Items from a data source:
⁂

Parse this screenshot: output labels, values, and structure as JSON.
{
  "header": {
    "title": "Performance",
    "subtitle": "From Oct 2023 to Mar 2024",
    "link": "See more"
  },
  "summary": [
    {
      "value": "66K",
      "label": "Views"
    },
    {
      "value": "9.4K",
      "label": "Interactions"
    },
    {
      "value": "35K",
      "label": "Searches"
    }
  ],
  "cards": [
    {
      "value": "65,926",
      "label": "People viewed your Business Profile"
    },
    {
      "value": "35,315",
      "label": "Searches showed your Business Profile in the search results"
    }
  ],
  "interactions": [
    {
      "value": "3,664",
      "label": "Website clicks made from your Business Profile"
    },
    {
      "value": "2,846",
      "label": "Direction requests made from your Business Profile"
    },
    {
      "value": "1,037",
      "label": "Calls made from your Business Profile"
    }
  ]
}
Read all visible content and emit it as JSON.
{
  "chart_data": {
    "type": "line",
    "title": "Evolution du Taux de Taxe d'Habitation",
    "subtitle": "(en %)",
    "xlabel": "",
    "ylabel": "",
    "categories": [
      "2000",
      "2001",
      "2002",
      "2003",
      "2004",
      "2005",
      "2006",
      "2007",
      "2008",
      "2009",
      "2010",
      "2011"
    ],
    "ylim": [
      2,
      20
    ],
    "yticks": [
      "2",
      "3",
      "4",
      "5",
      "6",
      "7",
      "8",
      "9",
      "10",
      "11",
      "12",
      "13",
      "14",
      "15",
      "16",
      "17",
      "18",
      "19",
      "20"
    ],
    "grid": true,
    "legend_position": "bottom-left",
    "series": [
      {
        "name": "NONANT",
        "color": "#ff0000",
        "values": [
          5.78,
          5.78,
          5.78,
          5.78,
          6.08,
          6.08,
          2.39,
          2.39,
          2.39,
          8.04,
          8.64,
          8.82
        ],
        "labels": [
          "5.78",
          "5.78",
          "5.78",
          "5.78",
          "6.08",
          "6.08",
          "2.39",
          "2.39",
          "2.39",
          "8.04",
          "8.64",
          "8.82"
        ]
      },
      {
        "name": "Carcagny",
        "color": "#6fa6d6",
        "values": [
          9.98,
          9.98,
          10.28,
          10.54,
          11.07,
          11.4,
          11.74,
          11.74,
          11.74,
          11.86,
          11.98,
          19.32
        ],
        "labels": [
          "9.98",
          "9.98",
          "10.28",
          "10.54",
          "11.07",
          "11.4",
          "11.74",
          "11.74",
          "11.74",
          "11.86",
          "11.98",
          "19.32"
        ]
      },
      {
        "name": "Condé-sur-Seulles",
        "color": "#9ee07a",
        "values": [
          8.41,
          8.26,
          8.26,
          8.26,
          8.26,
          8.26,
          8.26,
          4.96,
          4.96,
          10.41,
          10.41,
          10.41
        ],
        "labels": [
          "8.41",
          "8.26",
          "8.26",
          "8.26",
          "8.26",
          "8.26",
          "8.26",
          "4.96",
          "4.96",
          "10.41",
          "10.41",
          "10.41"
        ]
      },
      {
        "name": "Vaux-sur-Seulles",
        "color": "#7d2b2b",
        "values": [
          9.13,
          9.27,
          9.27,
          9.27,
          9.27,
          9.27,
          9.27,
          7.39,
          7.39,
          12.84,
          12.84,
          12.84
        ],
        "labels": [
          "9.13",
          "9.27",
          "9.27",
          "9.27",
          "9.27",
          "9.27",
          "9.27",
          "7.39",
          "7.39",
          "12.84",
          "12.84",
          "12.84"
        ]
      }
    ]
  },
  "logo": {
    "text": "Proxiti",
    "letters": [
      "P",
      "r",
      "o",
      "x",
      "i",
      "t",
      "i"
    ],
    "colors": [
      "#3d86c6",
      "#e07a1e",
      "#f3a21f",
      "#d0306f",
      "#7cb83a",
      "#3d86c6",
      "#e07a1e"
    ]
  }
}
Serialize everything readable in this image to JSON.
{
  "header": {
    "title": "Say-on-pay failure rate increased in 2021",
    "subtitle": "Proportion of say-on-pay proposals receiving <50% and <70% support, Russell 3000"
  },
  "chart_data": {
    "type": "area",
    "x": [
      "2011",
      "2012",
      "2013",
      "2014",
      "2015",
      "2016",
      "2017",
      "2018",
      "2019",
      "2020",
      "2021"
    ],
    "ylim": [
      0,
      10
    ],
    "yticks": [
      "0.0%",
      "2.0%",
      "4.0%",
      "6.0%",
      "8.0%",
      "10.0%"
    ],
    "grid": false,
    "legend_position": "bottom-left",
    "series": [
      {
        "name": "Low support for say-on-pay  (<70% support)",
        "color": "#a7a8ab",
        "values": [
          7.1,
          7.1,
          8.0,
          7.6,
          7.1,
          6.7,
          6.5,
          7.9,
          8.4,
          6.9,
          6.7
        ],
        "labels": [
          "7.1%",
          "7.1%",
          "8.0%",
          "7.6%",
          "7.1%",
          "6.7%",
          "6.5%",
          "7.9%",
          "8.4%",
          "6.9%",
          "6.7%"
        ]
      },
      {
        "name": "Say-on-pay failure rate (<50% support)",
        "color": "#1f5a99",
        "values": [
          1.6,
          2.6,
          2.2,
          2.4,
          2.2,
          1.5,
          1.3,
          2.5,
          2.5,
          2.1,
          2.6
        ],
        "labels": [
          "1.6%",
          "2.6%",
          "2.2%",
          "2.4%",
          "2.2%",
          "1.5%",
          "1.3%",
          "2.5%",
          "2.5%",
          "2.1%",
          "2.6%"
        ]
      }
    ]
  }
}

⁂

*Direction*
Extract the full listing above without alteration.

*Response*
Parse this screenshot: output labels, values, and structure as JSON.
{
  "header": {
    "title": "Performance",
    "subtitle": "From Oct 2023 to Mar 2024",
    "link": "See more"
  },
  "summary": [
    {
      "value": "66K",
      "label": "Views"
    },
    {
      "value": "9.4K",
      "label": "Interactions"
    },
    {
      "value": "35K",
      "label": "Searches"
    }
  ],
  "cards": [
    {
      "value": "65,926",
      "label": "People viewed your Business Profile"
    },
    {
      "value": "35,315",
      "label": "Searches showed your Business Profile in the search results"
    }
  ],
  "interactions": [
    {
      "value": "3,664",
      "label": "Website clicks made from your Business Profile"
    },
    {
      "value": "2,846",
      "label": "Direction requests made from your Business Profile"
    },
    {
      "value": "1,037",
      "label": "Calls made from your Business Profile"
    }
  ]
}
Read all visible content and emit it as JSON.
{
  "chart_data": {
    "type": "line",
    "title": "Evolution du Taux de Taxe d'Habitation",
    "subtitle": "(en %)",
    "xlabel": "",
    "ylabel": "",
    "categories": [
      "2000",
      "2001",
      "2002",
      "2003",
      "2004",
      "2005",
      "2006",
      "2007",
      "2008",
      "2009",
      "2010",
      "2011"
    ],
    "ylim": [
      2,
      20
    ],
    "yticks": [
      "2",
      "3",
      "4",
      "5",
      "6",
      "7",
      "8",
      "9",
      "10",
      "11",
      "12",
      "13",
      "14",
      "15",
      "16",
      "17",
      "18",
      "19",
      "20"
    ],
    "grid": true,
    "legend_position": "bottom-left",
    "series": [
      {
        "name": "NONANT",
        "color": "#ff0000",
        "values": [
          5.78,
          5.78,
          5.78,
          5.78,
          6.08,
          6.08,
          2.39,
          2.39,
          2.39,
          8.04,
          8.64,
          8.82
        ],
        "labels": [
          "5.78",
          "5.78",
          "5.78",
          "5.78",
          "6.08",
          "6.08",
          "2.39",
          "2.39",
          "2.39",
          "8.04",
          "8.64",
          "8.82"
        ]
      },
      {
        "name": "Carcagny",
        "color": "#6fa6d6",
        "values": [
          9.98,
          9.98,
          10.28,
          10.54,
          11.07,
          11.4,
          11.74,
          11.74,
          11.74,
          11.86,
          11.98,
          19.32
        ],
        "labels": [
          "9.98",
          "9.98",
          "10.28",
          "10.54",
          "11.07",
          "11.4",
          "11.74",
          "11.74",
          "11.74",
          "11.86",
          "11.98",
          "19.32"
        ]
      },
      {
        "name": "Condé-sur-Seulles",
        "color": "#9ee07a",
        "values": [
          8.41,
          8.26,
          8.26,
          8.26,
          8.26,
          8.26,
          8.26,
          4.96,
          4.96,
          10.41,
          10.41,
          10.41
        ],
        "labels": [
          "8.41",
          "8.26",
          "8.26",
          "8.26",
          "8.26",
          "8.26",
          "8.26",
          "4.96",
          "4.96",
          "10.41",
          "10.41",
          "10.41"
        ]
      },
      {
        "name": "Vaux-sur-Seulles",
        "color": "#7d2b2b",
        "values": [
          9.13,
          9.27,
          9.27,
          9.27,
          9.27,
          9.27,
          9.27,
          7.39,
          7.39,
          12.84,
          12.84,
          12.84
        ],
        "labels": [
          "9.13",
          "9.27",
          "9.27",
          "9.27",
          "9.27",
          "9.27",
          "9.27",
          "7.39",
          "7.39",
          "12.84",
          "12.84",
          "12.84"
        ]
      }
    ]
  },
  "logo": {
    "text": "Proxiti",
    "letters": [
      "P",
      "r",
      "o",
      "x",
      "i",
      "t",
      "i"
    ],
    "colors": [
      "#3d86c6",
      "#e07a1e",
      "#f3a21f",
      "#d0306f",
      "#7cb83a",
      "#3d86c6",
      "#e07a1e"
    ]
  }
}
Serialize everything readable in this image to JSON.
{
  "header": {
    "title": "Say-on-pay failure rate increased in 2021",
    "subtitle": "Proportion of say-on-pay proposals receiving <50% and <70% support, Russell 3000"
  },
  "chart_data": {
    "type": "area",
    "x": [
      "2011",
      "2012",
      "2013",
      "2014",
      "2015",
      "2016",
      "2017",
      "2018",
      "2019",
      "2020",
      "2021"
    ],
    "ylim": [
      0,
      10
    ],
    "yticks": [
      "0.0%",
      "2.0%",
      "4.0%",
      "6.0%",
      "8.0%",
      "10.0%"
    ],
    "grid": false,
    "legend_position": "bottom-left",
    "series": [
      {
        "name": "Low support for say-on-pay  (<70% support)",
        "color": "#a7a8ab",
        "values": [
          7.1,
          7.1,
          8.0,
          7.6,
          7.1,
          6.7,
          6.5,
          7.9,
          8.4,
          6.9,
          6.7
        ],
        "labels": [
          "7.1%",
          "7.1%",
          "8.0%",
          "7.6%",
          "7.1%",
          "6.7%",
          "6.5%",
          "7.9%",
          "8.4%",
          "6.9%",
          "6.7%"
        ]
      },
      {
        "name": "Say-on-pay failure rate (<50% support)",
        "color": "#1f5a99",
        "values": [
          1.6,
          2.6,
          2.2,
          2.4,
          2.2,
          1.5,
          1.3,
          2.5,
          2.5,
          2.1,
          2.6
        ],
        "labels": [
          "1.6%",
          "2.6%",
          "2.2%",
          "2.4%",
          "2.2%",
          "1.5%",
          "1.3%",
          "2.5%",
          "2.5%",
          "2.1%",
          "2.6%"
        ]
      }
    ]
  }
}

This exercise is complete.